### Instructions for the task
The records below are to be set down word for word, with every picture left out.

*** Opening of Given data ***

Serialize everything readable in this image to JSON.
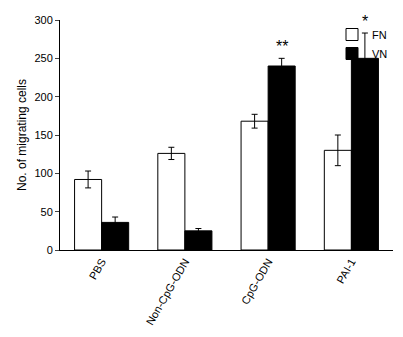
{
  "chart_data": {
    "type": "bar",
    "y_label": "No. of migrating cells",
    "categories": [
      "PBS",
      "Non-CpG-ODN",
      "CpG-ODN",
      "PAI-1"
    ],
    "series": [
      {
        "name": "FN",
        "color": "#ffffff",
        "values": [
          92,
          126,
          168,
          130
        ],
        "error": [
          11,
          8,
          9,
          20
        ]
      },
      {
        "name": "VN",
        "color": "#000000",
        "values": [
          36,
          25,
          240,
          250
        ],
        "error": [
          7,
          3,
          10,
          33
        ]
      }
    ],
    "annotations": [
      {
        "category": "CpG-ODN",
        "series": "VN",
        "text": "**"
      },
      {
        "category": "PAI-1",
        "series": "VN",
        "text": "*"
      }
    ],
    "ylim": [
      0,
      300
    ],
    "yticks": [
      0,
      50,
      100,
      150,
      200,
      250,
      300
    ],
    "grid": false,
    "legend": "top right"
  }
}
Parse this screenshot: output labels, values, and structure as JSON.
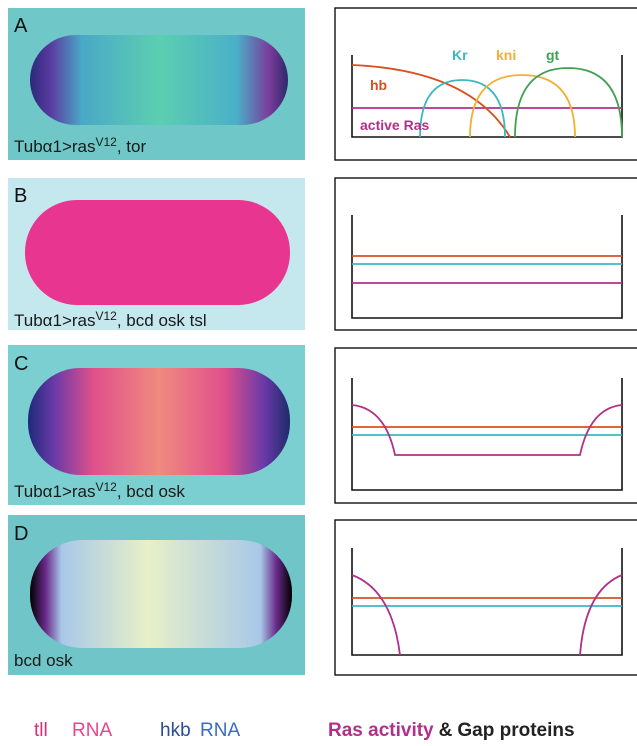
{
  "panels": [
    {
      "letter": "A",
      "caption": {
        "text": "Tubα1>ras",
        "superscript": "V12",
        "suffix": ", tor"
      },
      "diagram_labels": [
        "hb",
        "Kr",
        "kni",
        "gt",
        "active Ras"
      ]
    },
    {
      "letter": "B",
      "caption": {
        "text": "Tubα1>ras",
        "superscript": "V12",
        "suffix": ", bcd osk tsl"
      }
    },
    {
      "letter": "C",
      "caption": {
        "text": "Tubα1>ras",
        "superscript": "V12",
        "suffix": ", bcd osk"
      }
    },
    {
      "letter": "D",
      "caption": {
        "text": "bcd osk"
      }
    }
  ],
  "legend": {
    "tll": "tll",
    "tll_rna": "RNA",
    "hkb": "hkb",
    "hkb_rna": "RNA",
    "ras": "Ras activity",
    "and": "&",
    "gap": "Gap proteins"
  }
}
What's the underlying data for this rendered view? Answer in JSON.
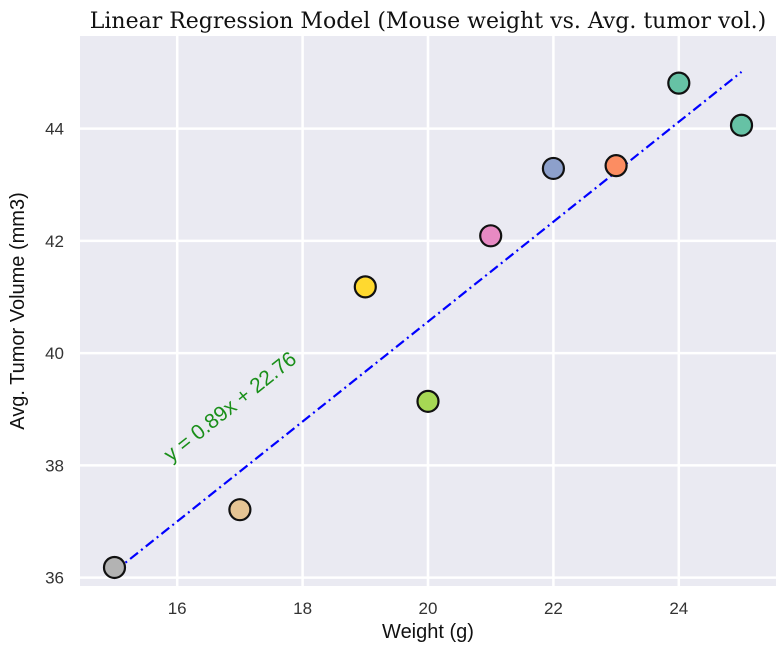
{
  "chart_data": {
    "type": "scatter",
    "title": "Linear Regression Model (Mouse weight vs. Avg. tumor vol.)",
    "xlabel": "Weight (g)",
    "ylabel": "Avg. Tumor Volume (mm3)",
    "xlim": [
      14.45,
      25.55
    ],
    "ylim": [
      35.85,
      45.65
    ],
    "xticks": [
      16,
      18,
      20,
      22,
      24
    ],
    "yticks": [
      36,
      38,
      40,
      42,
      44
    ],
    "grid": true,
    "background": "#eaeaf2",
    "points": [
      {
        "x": 15,
        "y": 36.18,
        "color": "#b3b3b3"
      },
      {
        "x": 17,
        "y": 37.21,
        "color": "#e5c494"
      },
      {
        "x": 19,
        "y": 41.18,
        "color": "#ffd92f"
      },
      {
        "x": 20,
        "y": 39.14,
        "color": "#a6d854"
      },
      {
        "x": 21,
        "y": 42.09,
        "color": "#e78ac3"
      },
      {
        "x": 22,
        "y": 43.29,
        "color": "#8da0cb"
      },
      {
        "x": 23,
        "y": 43.34,
        "color": "#fc8d62"
      },
      {
        "x": 24,
        "y": 44.81,
        "color": "#66c2a5"
      },
      {
        "x": 25,
        "y": 44.06,
        "color": "#66c2a5"
      }
    ],
    "regression": {
      "slope": 0.89,
      "intercept": 22.76,
      "x_range": [
        15,
        25
      ],
      "color": "#0000ff",
      "style": "dash-dot",
      "equation_label": "y = 0.89x + 22.76",
      "label_color": "#1a8f1a"
    }
  }
}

*** Close of Given data ***

### Output for this task
Serialize everything readable in this image to JSON.
{
  "chart_data": {
    "type": "bar",
    "y_label": "No. of migrating cells",
    "categories": [
      "PBS",
      "Non-CpG-ODN",
      "CpG-ODN",
      "PAI-1"
    ],
    "series": [
      {
        "name": "FN",
        "color": "#ffffff",
        "values": [
          92,
          126,
          168,
          130
        ],
        "error": [
          11,
          8,
          9,
          20
        ]
      },
      {
        "name": "VN",
        "color": "#000000",
        "values": [
          36,
          25,
          240,
          250
        ],
        "error": [
          7,
          3,
          10,
          33
        ]
      }
    ],
    "annotations": [
      {
        "category": "CpG-ODN",
        "series": "VN",
        "text": "**"
      },
      {
        "category": "PAI-1",
        "series": "VN",
        "text": "*"
      }
    ],
    "ylim": [
      0,
      300
    ],
    "yticks": [
      0,
      50,
      100,
      150,
      200,
      250,
      300
    ],
    "grid": false,
    "legend": "top right"
  }
}
Parse this screenshot: output labels, values, and structure as JSON.
{
  "panels": [
    {
      "letter": "A",
      "caption": {
        "text": "Tubα1>ras",
        "superscript": "V12",
        "suffix": ", tor"
      },
      "diagram_labels": [
        "hb",
        "Kr",
        "kni",
        "gt",
        "active Ras"
      ]
    },
    {
      "letter": "B",
      "caption": {
        "text": "Tubα1>ras",
        "superscript": "V12",
        "suffix": ", bcd osk tsl"
      }
    },
    {
      "letter": "C",
      "caption": {
        "text": "Tubα1>ras",
        "superscript": "V12",
        "suffix": ", bcd osk"
      }
    },
    {
      "letter": "D",
      "caption": {
        "text": "bcd osk"
      }
    }
  ],
  "legend": {
    "tll": "tll",
    "tll_rna": "RNA",
    "hkb": "hkb",
    "hkb_rna": "RNA",
    "ras": "Ras activity",
    "and": "&",
    "gap": "Gap proteins"
  }
}
What's the underlying data for this rendered view? Answer in JSON.
{
  "chart_data": {
    "type": "scatter",
    "title": "Linear Regression Model (Mouse weight vs. Avg. tumor vol.)",
    "xlabel": "Weight (g)",
    "ylabel": "Avg. Tumor Volume (mm3)",
    "xlim": [
      14.45,
      25.55
    ],
    "ylim": [
      35.85,
      45.65
    ],
    "xticks": [
      16,
      18,
      20,
      22,
      24
    ],
    "yticks": [
      36,
      38,
      40,
      42,
      44
    ],
    "grid": true,
    "background": "#eaeaf2",
    "points": [
      {
        "x": 15,
        "y": 36.18,
        "color": "#b3b3b3"
      },
      {
        "x": 17,
        "y": 37.21,
        "color": "#e5c494"
      },
      {
        "x": 19,
        "y": 41.18,
        "color": "#ffd92f"
      },
      {
        "x": 20,
        "y": 39.14,
        "color": "#a6d854"
      },
      {
        "x": 21,
        "y": 42.09,
        "color": "#e78ac3"
      },
      {
        "x": 22,
        "y": 43.29,
        "color": "#8da0cb"
      },
      {
        "x": 23,
        "y": 43.34,
        "color": "#fc8d62"
      },
      {
        "x": 24,
        "y": 44.81,
        "color": "#66c2a5"
      },
      {
        "x": 25,
        "y": 44.06,
        "color": "#66c2a5"
      }
    ],
    "regression": {
      "slope": 0.89,
      "intercept": 22.76,
      "x_range": [
        15,
        25
      ],
      "color": "#0000ff",
      "style": "dash-dot",
      "equation_label": "y = 0.89x + 22.76",
      "label_color": "#1a8f1a"
    }
  }
}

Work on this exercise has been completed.